Your instructions: Go through the material and pull out every line with the string "Bolków" in it.

Source records:
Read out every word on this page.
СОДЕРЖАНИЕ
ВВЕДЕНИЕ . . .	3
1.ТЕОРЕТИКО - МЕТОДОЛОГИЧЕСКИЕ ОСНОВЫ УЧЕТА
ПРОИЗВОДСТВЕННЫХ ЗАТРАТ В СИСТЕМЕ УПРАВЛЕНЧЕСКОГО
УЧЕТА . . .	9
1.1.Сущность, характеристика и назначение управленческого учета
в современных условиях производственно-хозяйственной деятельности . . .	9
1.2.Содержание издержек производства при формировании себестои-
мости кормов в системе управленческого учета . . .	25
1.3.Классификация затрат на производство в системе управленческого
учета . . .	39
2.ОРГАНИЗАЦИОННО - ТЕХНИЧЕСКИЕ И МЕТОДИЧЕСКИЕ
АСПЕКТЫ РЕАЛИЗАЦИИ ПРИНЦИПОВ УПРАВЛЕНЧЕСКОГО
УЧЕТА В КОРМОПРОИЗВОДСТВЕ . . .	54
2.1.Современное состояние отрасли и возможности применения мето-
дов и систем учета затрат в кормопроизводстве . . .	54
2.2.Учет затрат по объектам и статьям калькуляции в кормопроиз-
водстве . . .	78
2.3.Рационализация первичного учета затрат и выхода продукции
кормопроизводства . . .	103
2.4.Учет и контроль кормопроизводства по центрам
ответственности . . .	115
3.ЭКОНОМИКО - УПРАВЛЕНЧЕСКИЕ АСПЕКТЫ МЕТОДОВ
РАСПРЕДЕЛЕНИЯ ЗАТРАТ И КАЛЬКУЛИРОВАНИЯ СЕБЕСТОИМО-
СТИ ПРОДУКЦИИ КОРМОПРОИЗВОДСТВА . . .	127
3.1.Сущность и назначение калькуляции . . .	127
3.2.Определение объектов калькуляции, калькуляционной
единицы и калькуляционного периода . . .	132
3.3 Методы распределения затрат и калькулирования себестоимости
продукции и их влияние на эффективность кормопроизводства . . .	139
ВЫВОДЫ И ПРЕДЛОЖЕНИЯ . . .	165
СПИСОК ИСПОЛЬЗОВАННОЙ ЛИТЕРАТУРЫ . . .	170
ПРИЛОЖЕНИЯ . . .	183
---
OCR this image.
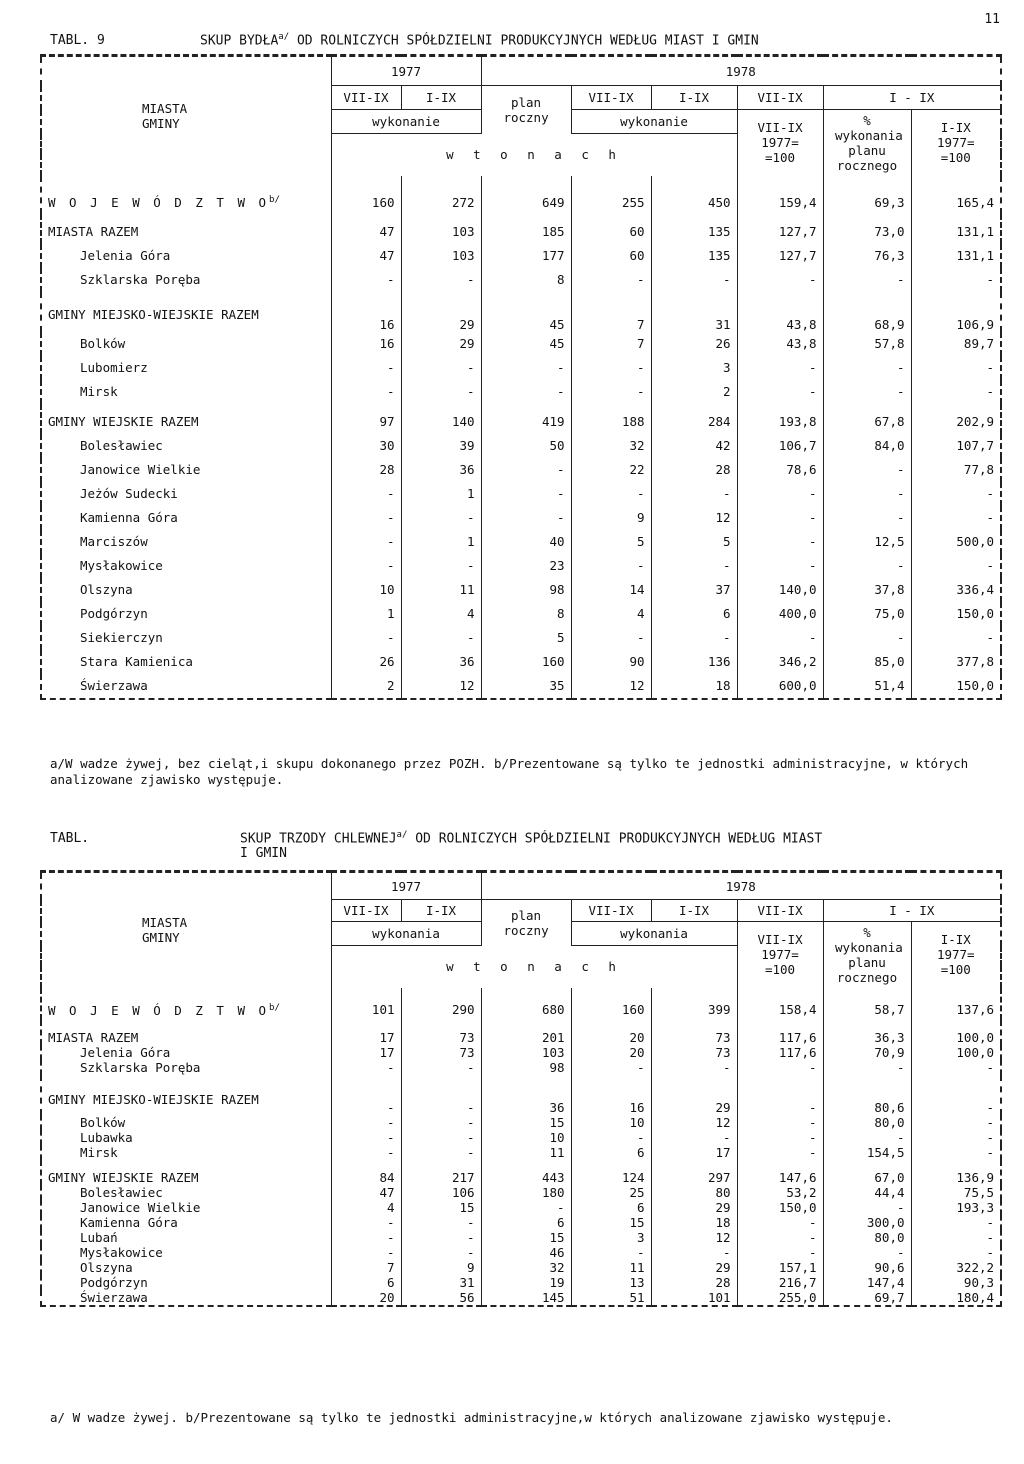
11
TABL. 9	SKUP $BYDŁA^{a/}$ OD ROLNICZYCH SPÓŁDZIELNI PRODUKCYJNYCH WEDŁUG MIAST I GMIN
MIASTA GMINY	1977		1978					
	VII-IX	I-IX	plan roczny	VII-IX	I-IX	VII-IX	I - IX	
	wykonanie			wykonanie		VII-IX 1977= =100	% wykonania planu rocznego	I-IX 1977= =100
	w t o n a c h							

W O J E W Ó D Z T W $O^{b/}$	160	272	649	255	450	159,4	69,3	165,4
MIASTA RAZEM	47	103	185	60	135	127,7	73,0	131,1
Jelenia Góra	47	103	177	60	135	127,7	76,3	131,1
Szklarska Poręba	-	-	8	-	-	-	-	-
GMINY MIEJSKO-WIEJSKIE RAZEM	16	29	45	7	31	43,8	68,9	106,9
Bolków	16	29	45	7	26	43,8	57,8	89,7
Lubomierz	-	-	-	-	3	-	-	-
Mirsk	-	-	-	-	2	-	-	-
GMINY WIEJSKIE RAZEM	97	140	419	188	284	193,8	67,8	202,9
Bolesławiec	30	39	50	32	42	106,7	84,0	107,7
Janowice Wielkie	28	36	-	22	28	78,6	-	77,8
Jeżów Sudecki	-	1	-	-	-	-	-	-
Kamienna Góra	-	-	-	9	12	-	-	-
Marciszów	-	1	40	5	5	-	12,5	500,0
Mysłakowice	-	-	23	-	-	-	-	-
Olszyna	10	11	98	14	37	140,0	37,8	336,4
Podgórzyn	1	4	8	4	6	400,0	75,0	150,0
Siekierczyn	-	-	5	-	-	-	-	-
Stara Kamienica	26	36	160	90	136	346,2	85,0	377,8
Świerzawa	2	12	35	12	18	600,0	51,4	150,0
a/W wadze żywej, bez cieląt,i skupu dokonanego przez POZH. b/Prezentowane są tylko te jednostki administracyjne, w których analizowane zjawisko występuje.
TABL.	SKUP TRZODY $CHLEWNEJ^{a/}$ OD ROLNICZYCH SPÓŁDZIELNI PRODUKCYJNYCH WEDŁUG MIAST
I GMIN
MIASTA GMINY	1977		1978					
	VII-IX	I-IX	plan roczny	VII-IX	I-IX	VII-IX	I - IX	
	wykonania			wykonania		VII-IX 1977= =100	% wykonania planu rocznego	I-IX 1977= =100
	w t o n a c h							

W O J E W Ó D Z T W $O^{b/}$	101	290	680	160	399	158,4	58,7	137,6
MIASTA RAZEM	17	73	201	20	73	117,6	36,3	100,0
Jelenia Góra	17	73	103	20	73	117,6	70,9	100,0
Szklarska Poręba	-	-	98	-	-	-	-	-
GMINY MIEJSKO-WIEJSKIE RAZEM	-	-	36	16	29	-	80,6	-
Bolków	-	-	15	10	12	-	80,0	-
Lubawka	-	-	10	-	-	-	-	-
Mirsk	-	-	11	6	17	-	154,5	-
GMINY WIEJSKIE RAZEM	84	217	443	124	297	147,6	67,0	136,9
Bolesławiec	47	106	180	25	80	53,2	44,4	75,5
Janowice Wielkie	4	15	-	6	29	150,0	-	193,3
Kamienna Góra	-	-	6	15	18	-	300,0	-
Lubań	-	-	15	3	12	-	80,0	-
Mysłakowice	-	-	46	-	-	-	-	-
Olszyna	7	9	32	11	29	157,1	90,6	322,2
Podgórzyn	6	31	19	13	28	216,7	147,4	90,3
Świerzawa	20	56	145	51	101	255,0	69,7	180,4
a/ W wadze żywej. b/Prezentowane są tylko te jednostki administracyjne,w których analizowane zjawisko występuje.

Reply:
Bolków	16	29	45	7	26	43,8	57,8	89,7
Bolków	-	-	15	10	12	-	80,0	-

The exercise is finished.